Only lines holding the string "Windows" are wanted; copy each one from the material.

== Raw records ==

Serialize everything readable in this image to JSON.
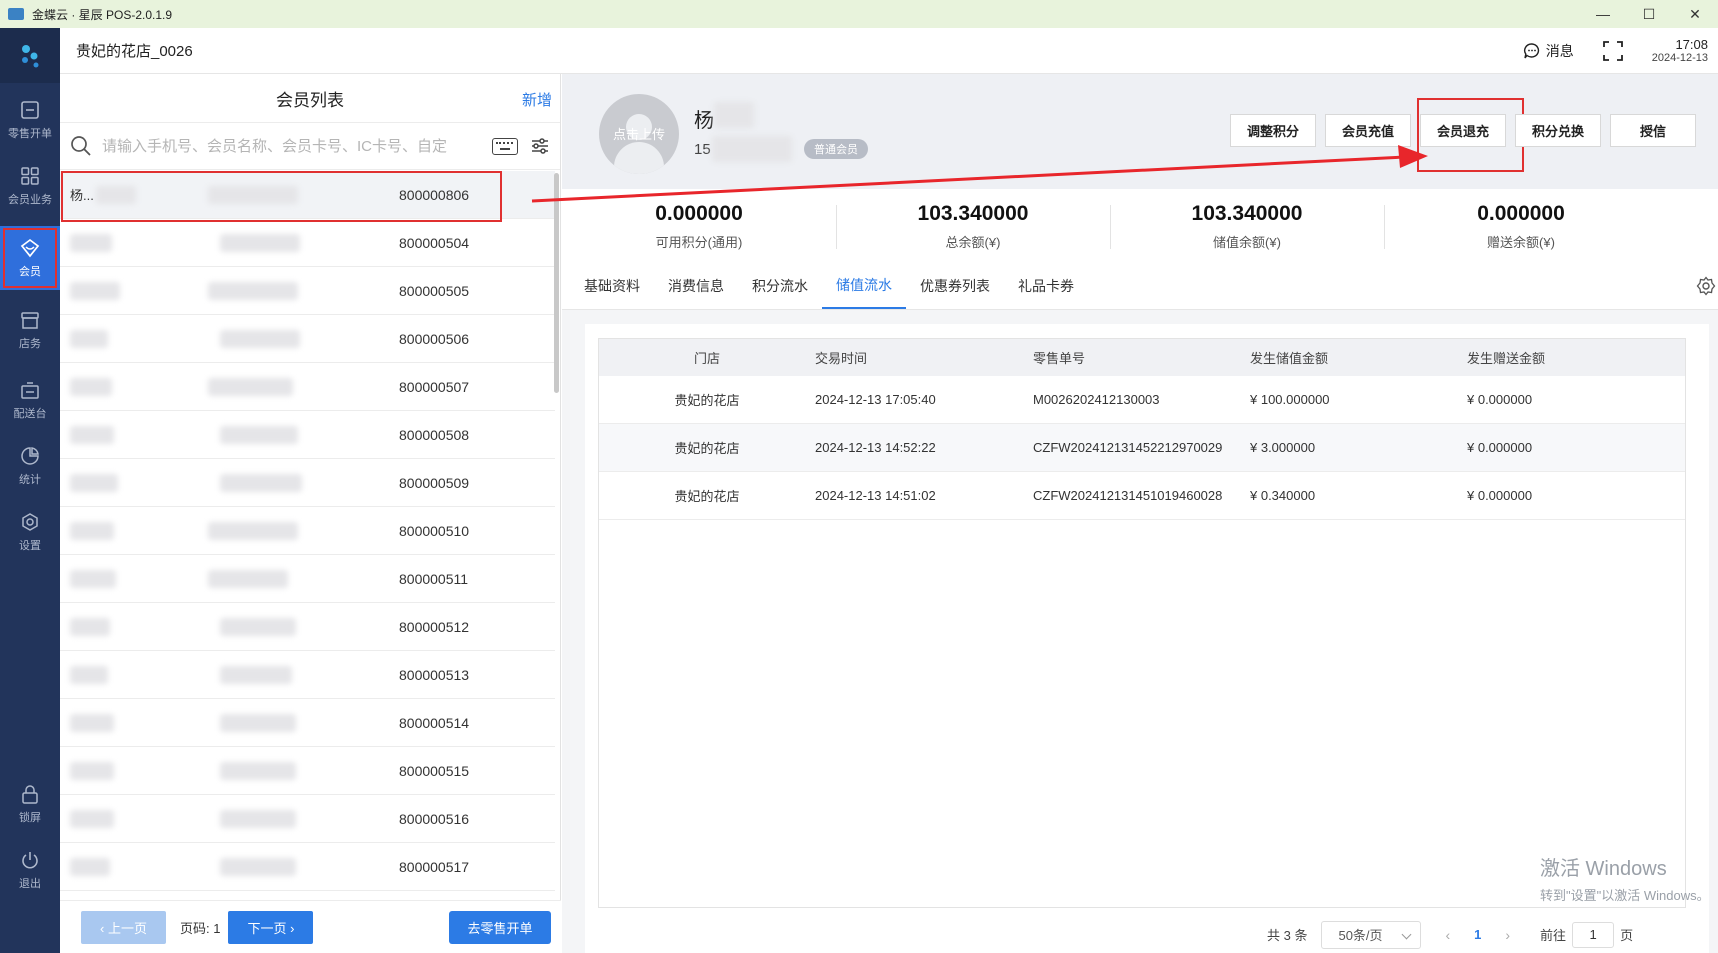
{
  "window": {
    "title": "金蝶云 · 星辰 POS-2.0.1.9",
    "minimize": "—",
    "maximize": "☐",
    "close": "✕"
  },
  "nav": {
    "items": [
      {
        "label": "零售开单",
        "icon": "cashier-icon"
      },
      {
        "label": "会员业务",
        "icon": "grid-icon"
      },
      {
        "label": "会员",
        "icon": "member-icon",
        "active": true
      },
      {
        "label": "店务",
        "icon": "store-icon"
      },
      {
        "label": "配送台",
        "icon": "delivery-icon"
      },
      {
        "label": "统计",
        "icon": "chart-icon"
      },
      {
        "label": "设置",
        "icon": "settings-icon"
      },
      {
        "label": "锁屏",
        "icon": "lock-icon"
      },
      {
        "label": "退出",
        "icon": "power-icon"
      }
    ]
  },
  "header": {
    "store_name": "贵妃的花店_0026",
    "message": "消息",
    "time": "17:08",
    "date": "2024-12-13"
  },
  "member_list": {
    "title": "会员列表",
    "add": "新增",
    "search_placeholder": "请输入手机号、会员名称、会员卡号、IC卡号、自定",
    "rows": [
      {
        "name": "杨...",
        "card": "800000806"
      },
      {
        "name": "",
        "card": "800000504"
      },
      {
        "name": "",
        "card": "800000505"
      },
      {
        "name": "",
        "card": "800000506"
      },
      {
        "name": "",
        "card": "800000507"
      },
      {
        "name": "",
        "card": "800000508"
      },
      {
        "name": "",
        "card": "800000509"
      },
      {
        "name": "",
        "card": "800000510"
      },
      {
        "name": "",
        "card": "800000511"
      },
      {
        "name": "",
        "card": "800000512"
      },
      {
        "name": "",
        "card": "800000513"
      },
      {
        "name": "",
        "card": "800000514"
      },
      {
        "name": "",
        "card": "800000515"
      },
      {
        "name": "",
        "card": "800000516"
      },
      {
        "name": "",
        "card": "800000517"
      }
    ],
    "prev": "‹ 上一页",
    "page_label": "页码: 1",
    "next": "下一页 ›",
    "go_retail": "去零售开单"
  },
  "profile": {
    "upload": "点击上传",
    "name": "杨",
    "phone": "15",
    "level": "普通会员",
    "actions": [
      "调整积分",
      "会员充值",
      "会员退充",
      "积分兑换",
      "授信"
    ]
  },
  "stats": [
    {
      "value": "0.000000",
      "label": "可用积分(通用)"
    },
    {
      "value": "103.340000",
      "label": "总余额(¥)"
    },
    {
      "value": "103.340000",
      "label": "储值余额(¥)"
    },
    {
      "value": "0.000000",
      "label": "赠送余额(¥)"
    }
  ],
  "tabs": [
    "基础资料",
    "消费信息",
    "积分流水",
    "储值流水",
    "优惠券列表",
    "礼品卡券"
  ],
  "active_tab": 3,
  "table": {
    "headers": [
      "门店",
      "交易时间",
      "零售单号",
      "发生储值金额",
      "发生赠送金额"
    ],
    "rows": [
      [
        "贵妃的花店",
        "2024-12-13 17:05:40",
        "M0026202412130003",
        "¥  100.000000",
        "¥  0.000000"
      ],
      [
        "贵妃的花店",
        "2024-12-13 14:52:22",
        "CZFW202412131452212970029",
        "¥  3.000000",
        "¥  0.000000"
      ],
      [
        "贵妃的花店",
        "2024-12-13 14:51:02",
        "CZFW202412131451019460028",
        "¥  0.340000",
        "¥  0.000000"
      ]
    ]
  },
  "table_footer": {
    "total": "共 3 条",
    "per_page": "50条/页",
    "current_page": "1",
    "goto": "前往",
    "goto_value": "1",
    "page_unit": "页"
  },
  "watermark": {
    "line1": "激活 Windows",
    "line2": "转到\"设置\"以激活 Windows。"
  },
  "colors": {
    "primary": "#2c7be5",
    "nav_bg": "#22345b",
    "highlight": "#e03030"
  }
}
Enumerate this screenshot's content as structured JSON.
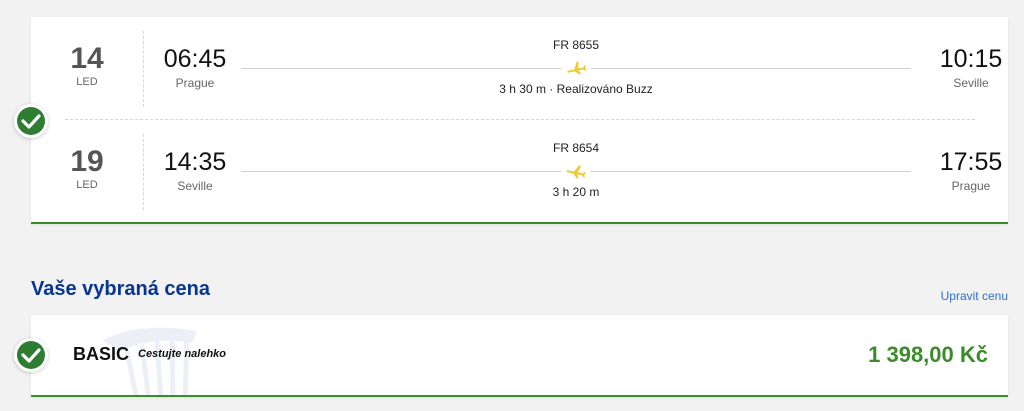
{
  "outbound": {
    "day": "14",
    "month": "LED",
    "departure_time": "06:45",
    "departure_city": "Prague",
    "flight_number": "FR 8655",
    "duration": "3 h 30 m · Realizováno Buzz",
    "arrival_time": "10:15",
    "arrival_city": "Seville"
  },
  "return": {
    "day": "19",
    "month": "LED",
    "departure_time": "14:35",
    "departure_city": "Seville",
    "flight_number": "FR 8654",
    "duration": "3 h 20 m",
    "arrival_time": "17:55",
    "arrival_city": "Prague"
  },
  "fare_section": {
    "title": "Vaše vybraná cena",
    "change_link": "Upravit cenu",
    "fare_name": "BASIC",
    "fare_tagline": "Cestujte nalehko",
    "price": "1 398,00 Kč"
  },
  "icons": {
    "selected": "check-circle-icon",
    "plane": "plane-icon",
    "watermark": "harp-logo-watermark"
  },
  "colors": {
    "accent_green": "#3c8b2b",
    "check_green": "#2e7d32",
    "title_blue": "#073590",
    "link_blue": "#2f70c8",
    "plane_yellow": "#f1c933"
  }
}
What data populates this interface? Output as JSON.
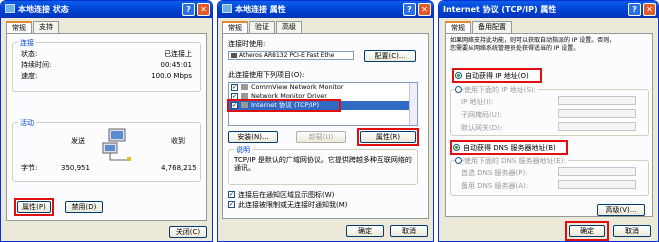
{
  "win1": {
    "title": "本地连接 状态",
    "help": "?",
    "close": "✕",
    "tabs": [
      "常规",
      "支持"
    ],
    "connection": {
      "group": "连接",
      "status_label": "状态:",
      "status_value": "已连接上",
      "duration_label": "持续时间:",
      "duration_value": "00:45:01",
      "speed_label": "速度:",
      "speed_value": "100.0 Mbps"
    },
    "activity": {
      "group": "活动",
      "sent": "发送",
      "received": "收到",
      "bytes_label": "字节:",
      "bytes_sent": "350,951",
      "bytes_recv": "4,768,215"
    },
    "props_btn": "属性(P)",
    "disable_btn": "禁用(D)",
    "close_btn": "关闭(C)"
  },
  "win2": {
    "title": "本地连接 属性",
    "help": "?",
    "close": "✕",
    "tabs": [
      "常规",
      "验证",
      "高级"
    ],
    "connect_using": "连接时使用:",
    "adapter": "Atheros AR8132 PCI-E Fast Ethe",
    "configure_btn": "配置(C)...",
    "items_label": "此连接使用下列项目(O):",
    "items": [
      "CommView Network Monitor",
      "Network Monitor Driver",
      "Internet 协议 (TCP/IP)"
    ],
    "install_btn": "安装(N)...",
    "uninstall_btn": "卸载(U)",
    "props_btn": "属性(R)",
    "desc_group": "说明",
    "desc_text": "TCP/IP 是默认的广域网协议。它提供跨越多种互联网络的通讯。",
    "show_icon": "连接后在通知区域显示图标(W)",
    "notify": "此连接被限制或无连接时通知我(M)",
    "ok_btn": "确定",
    "cancel_btn": "取消"
  },
  "win3": {
    "title": "Internet 协议 (TCP/IP) 属性",
    "help": "?",
    "close": "✕",
    "tabs": [
      "常规",
      "备用配置"
    ],
    "intro_line1": "如果网络支持此功能，则可以获取自动指派的 IP 设置。否则，",
    "intro_line2": "您需要从网络系统管理员处获得适当的 IP 设置。",
    "auto_ip": "自动获得 IP 地址(O)",
    "manual_ip": "使用下面的 IP 地址(S):",
    "ip_label": "IP 地址(I):",
    "mask_label": "子网掩码(U):",
    "gw_label": "默认网关(D):",
    "auto_dns": "自动获得 DNS 服务器地址(B)",
    "manual_dns": "使用下面的 DNS 服务器地址(E):",
    "dns1_label": "首选 DNS 服务器(P):",
    "dns2_label": "备用 DNS 服务器(A):",
    "advanced_btn": "高级(V)...",
    "ok_btn": "确定",
    "cancel_btn": "取消"
  },
  "colors": {
    "highlight": "#e01010",
    "titlebar": "#0045d8"
  }
}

===

[Result for this exercise]
    "line1": "激活 Windows",
    "line2": "转到\"设置\"以激活 Windows。"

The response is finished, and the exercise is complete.